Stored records
=====

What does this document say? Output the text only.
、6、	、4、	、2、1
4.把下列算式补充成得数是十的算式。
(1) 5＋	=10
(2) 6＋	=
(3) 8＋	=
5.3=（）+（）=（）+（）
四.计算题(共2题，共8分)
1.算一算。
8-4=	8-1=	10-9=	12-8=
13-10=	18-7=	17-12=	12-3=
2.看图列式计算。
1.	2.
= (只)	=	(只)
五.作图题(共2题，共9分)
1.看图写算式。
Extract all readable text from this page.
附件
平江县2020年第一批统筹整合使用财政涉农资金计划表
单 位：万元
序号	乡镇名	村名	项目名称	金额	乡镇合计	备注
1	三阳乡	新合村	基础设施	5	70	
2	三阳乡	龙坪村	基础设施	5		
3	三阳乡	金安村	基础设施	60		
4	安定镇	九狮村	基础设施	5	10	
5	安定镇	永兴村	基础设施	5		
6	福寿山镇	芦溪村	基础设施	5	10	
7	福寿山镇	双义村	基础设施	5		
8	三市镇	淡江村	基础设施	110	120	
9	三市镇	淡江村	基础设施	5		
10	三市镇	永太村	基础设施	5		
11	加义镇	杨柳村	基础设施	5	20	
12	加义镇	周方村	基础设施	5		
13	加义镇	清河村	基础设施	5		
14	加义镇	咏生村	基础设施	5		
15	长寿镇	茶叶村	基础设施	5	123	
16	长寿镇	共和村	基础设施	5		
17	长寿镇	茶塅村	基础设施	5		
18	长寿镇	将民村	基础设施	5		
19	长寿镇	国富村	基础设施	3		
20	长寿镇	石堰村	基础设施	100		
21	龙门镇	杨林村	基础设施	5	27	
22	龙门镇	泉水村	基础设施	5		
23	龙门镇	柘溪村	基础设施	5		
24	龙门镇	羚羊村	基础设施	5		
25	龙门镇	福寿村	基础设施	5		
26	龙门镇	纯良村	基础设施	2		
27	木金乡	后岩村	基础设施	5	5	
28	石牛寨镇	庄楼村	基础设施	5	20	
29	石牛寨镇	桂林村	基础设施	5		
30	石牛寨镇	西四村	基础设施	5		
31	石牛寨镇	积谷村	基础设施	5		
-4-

=====

#### Aim of the exercise
Go through the records and print each one exactly.

#### Problem solution
What does this document say? Output the text only.
、6、	、4、	、2、1
4.把下列算式补充成得数是十的算式。
(1) 5＋	=10
(2) 6＋	=
(3) 8＋	=
5.3=（）+（）=（）+（）
四.计算题(共2题，共8分)
1.算一算。
8-4=	8-1=	10-9=	12-8=
13-10=	18-7=	17-12=	12-3=
2.看图列式计算。
1.	2.
= (只)	=	(只)
五.作图题(共2题，共9分)
1.看图写算式。
Extract all readable text from this page.
附件
平江县2020年第一批统筹整合使用财政涉农资金计划表
单 位：万元
序号	乡镇名	村名	项目名称	金额	乡镇合计	备注
1	三阳乡	新合村	基础设施	5	70	
2	三阳乡	龙坪村	基础设施	5		
3	三阳乡	金安村	基础设施	60		
4	安定镇	九狮村	基础设施	5	10	
5	安定镇	永兴村	基础设施	5		
6	福寿山镇	芦溪村	基础设施	5	10	
7	福寿山镇	双义村	基础设施	5		
8	三市镇	淡江村	基础设施	110	120	
9	三市镇	淡江村	基础设施	5		
10	三市镇	永太村	基础设施	5		
11	加义镇	杨柳村	基础设施	5	20	
12	加义镇	周方村	基础设施	5		
13	加义镇	清河村	基础设施	5		
14	加义镇	咏生村	基础设施	5		
15	长寿镇	茶叶村	基础设施	5	123	
16	长寿镇	共和村	基础设施	5		
17	长寿镇	茶塅村	基础设施	5		
18	长寿镇	将民村	基础设施	5		
19	长寿镇	国富村	基础设施	3		
20	长寿镇	石堰村	基础设施	100		
21	龙门镇	杨林村	基础设施	5	27	
22	龙门镇	泉水村	基础设施	5		
23	龙门镇	柘溪村	基础设施	5		
24	龙门镇	羚羊村	基础设施	5		
25	龙门镇	福寿村	基础设施	5		
26	龙门镇	纯良村	基础设施	2		
27	木金乡	后岩村	基础设施	5	5	
28	石牛寨镇	庄楼村	基础设施	5	20	
29	石牛寨镇	桂林村	基础设施	5		
30	石牛寨镇	西四村	基础设施	5		
31	石牛寨镇	积谷村	基础设施	5		
-4-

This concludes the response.